* GOAL *
Every line below is to be copied exactly, with the pictures left out.
** START OF PROVIDED ENTRIES **
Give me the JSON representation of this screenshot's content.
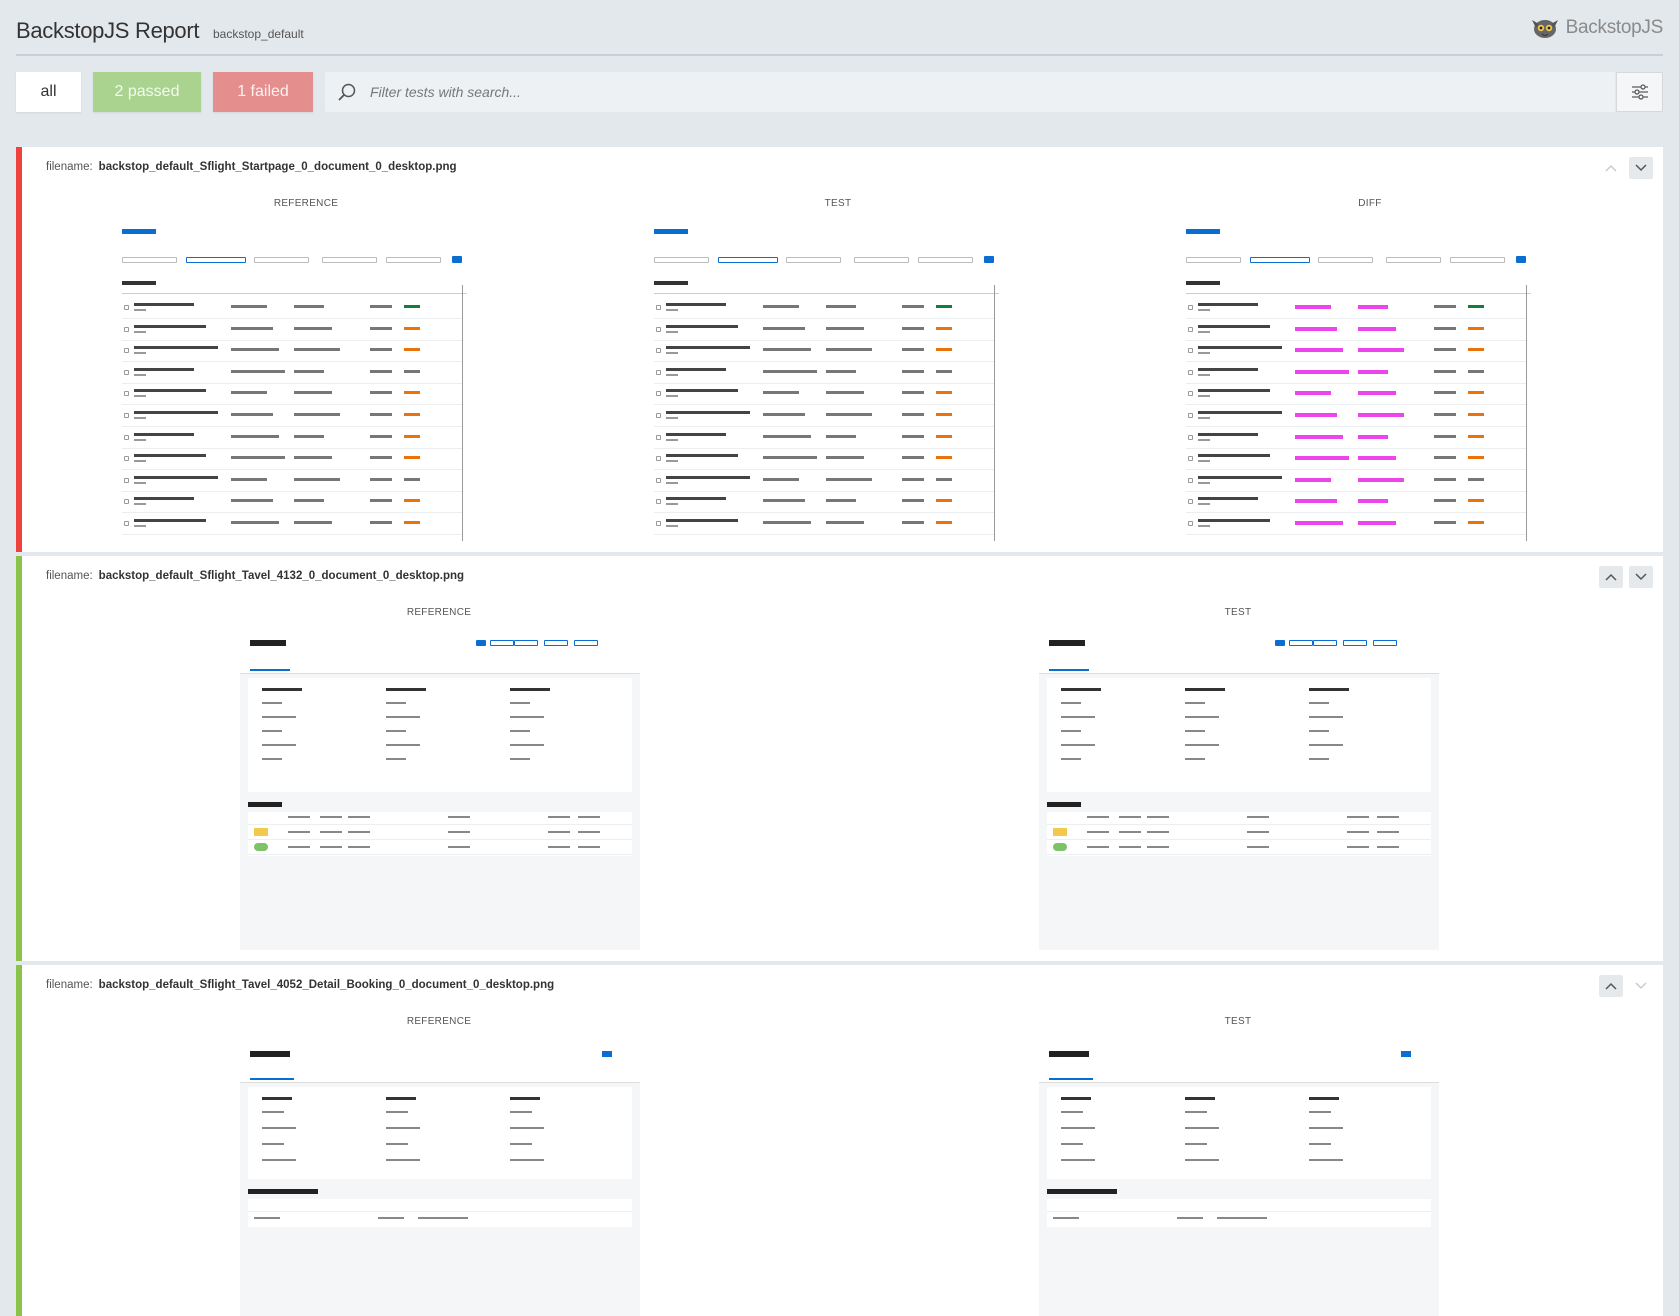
{
  "header": {
    "title": "BackstopJS Report",
    "subtitle": "backstop_default",
    "brand": "BackstopJS"
  },
  "filters": {
    "all_label": "all",
    "passed_label": "2 passed",
    "failed_label": "1 failed",
    "search_placeholder": "Filter tests with search...",
    "icons": [
      "search-icon",
      "settings-icon"
    ]
  },
  "tests": [
    {
      "status": "failed",
      "filename_label": "filename:",
      "filename": "backstop_default_Sflight_Startpage_0_document_0_desktop.png",
      "columns": [
        "REFERENCE",
        "TEST",
        "DIFF"
      ]
    },
    {
      "status": "passed",
      "filename_label": "filename:",
      "filename": "backstop_default_Sflight_Tavel_4132_0_document_0_desktop.png",
      "columns": [
        "REFERENCE",
        "TEST"
      ]
    },
    {
      "status": "passed",
      "filename_label": "filename:",
      "filename": "backstop_default_Sflight_Tavel_4052_Detail_Booking_0_document_0_desktop.png",
      "columns": [
        "REFERENCE",
        "TEST"
      ]
    }
  ],
  "colors": {
    "passed": "#8bc34a",
    "failed": "#f0423c",
    "passed_chip": "#abd390",
    "failed_chip": "#e48e8e"
  }
}
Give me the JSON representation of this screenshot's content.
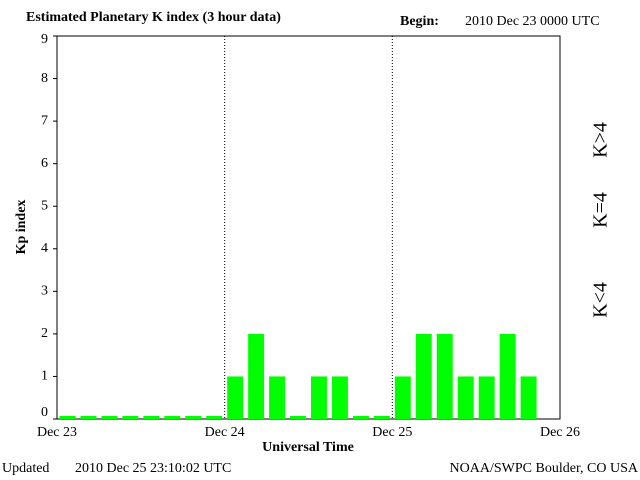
{
  "chart_data": {
    "type": "bar",
    "title": "Estimated Planetary K index (3 hour data)",
    "begin_label": "Begin:",
    "begin": "2010 Dec 23 0000 UTC",
    "y_label": "Kp index",
    "x_label": "Universal Time",
    "updated_label": "Updated",
    "updated": "2010 Dec 25 23:10:02 UTC",
    "credit": "NOAA/SWPC Boulder, CO USA",
    "values": [
      0,
      0,
      0,
      0,
      0,
      0,
      0,
      0,
      1,
      2,
      1,
      0,
      1,
      1,
      0,
      0,
      1,
      2,
      2,
      1,
      1,
      2,
      1,
      null
    ],
    "color": "#00ff00",
    "xlim": [
      0,
      24
    ],
    "xticks": [
      {
        "value": 0,
        "label": "Dec 23"
      },
      {
        "value": 8,
        "label": "Dec 24"
      },
      {
        "value": 16,
        "label": "Dec 25"
      },
      {
        "value": 24,
        "label": "Dec 26"
      }
    ],
    "ylim": [
      0,
      9
    ],
    "yticks": [
      0,
      1,
      2,
      3,
      4,
      5,
      6,
      7,
      8,
      9
    ],
    "legend": [
      {
        "label": "K<4",
        "color": "#00ee00"
      },
      {
        "label": "K=4",
        "color": "#ffcc00"
      },
      {
        "label": "K>4",
        "color": "#ff2200"
      }
    ]
  }
}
** END OF PROVIDED ENTRIES **
* WORKED ANSWER *
Give me the JSON representation of this screenshot's content.
{
  "header": {
    "title": "BackstopJS Report",
    "subtitle": "backstop_default",
    "brand": "BackstopJS"
  },
  "filters": {
    "all_label": "all",
    "passed_label": "2 passed",
    "failed_label": "1 failed",
    "search_placeholder": "Filter tests with search...",
    "icons": [
      "search-icon",
      "settings-icon"
    ]
  },
  "tests": [
    {
      "status": "failed",
      "filename_label": "filename:",
      "filename": "backstop_default_Sflight_Startpage_0_document_0_desktop.png",
      "columns": [
        "REFERENCE",
        "TEST",
        "DIFF"
      ]
    },
    {
      "status": "passed",
      "filename_label": "filename:",
      "filename": "backstop_default_Sflight_Tavel_4132_0_document_0_desktop.png",
      "columns": [
        "REFERENCE",
        "TEST"
      ]
    },
    {
      "status": "passed",
      "filename_label": "filename:",
      "filename": "backstop_default_Sflight_Tavel_4052_Detail_Booking_0_document_0_desktop.png",
      "columns": [
        "REFERENCE",
        "TEST"
      ]
    }
  ],
  "colors": {
    "passed": "#8bc34a",
    "failed": "#f0423c",
    "passed_chip": "#abd390",
    "failed_chip": "#e48e8e"
  }
}
Give me the JSON representation of this screenshot's content.
{
  "chart_data": {
    "type": "bar",
    "title": "Estimated Planetary K index (3 hour data)",
    "begin_label": "Begin:",
    "begin": "2010 Dec 23 0000 UTC",
    "y_label": "Kp index",
    "x_label": "Universal Time",
    "updated_label": "Updated",
    "updated": "2010 Dec 25 23:10:02 UTC",
    "credit": "NOAA/SWPC Boulder, CO USA",
    "values": [
      0,
      0,
      0,
      0,
      0,
      0,
      0,
      0,
      1,
      2,
      1,
      0,
      1,
      1,
      0,
      0,
      1,
      2,
      2,
      1,
      1,
      2,
      1,
      null
    ],
    "color": "#00ff00",
    "xlim": [
      0,
      24
    ],
    "xticks": [
      {
        "value": 0,
        "label": "Dec 23"
      },
      {
        "value": 8,
        "label": "Dec 24"
      },
      {
        "value": 16,
        "label": "Dec 25"
      },
      {
        "value": 24,
        "label": "Dec 26"
      }
    ],
    "ylim": [
      0,
      9
    ],
    "yticks": [
      0,
      1,
      2,
      3,
      4,
      5,
      6,
      7,
      8,
      9
    ],
    "legend": [
      {
        "label": "K<4",
        "color": "#00ee00"
      },
      {
        "label": "K=4",
        "color": "#ffcc00"
      },
      {
        "label": "K>4",
        "color": "#ff2200"
      }
    ]
  }
}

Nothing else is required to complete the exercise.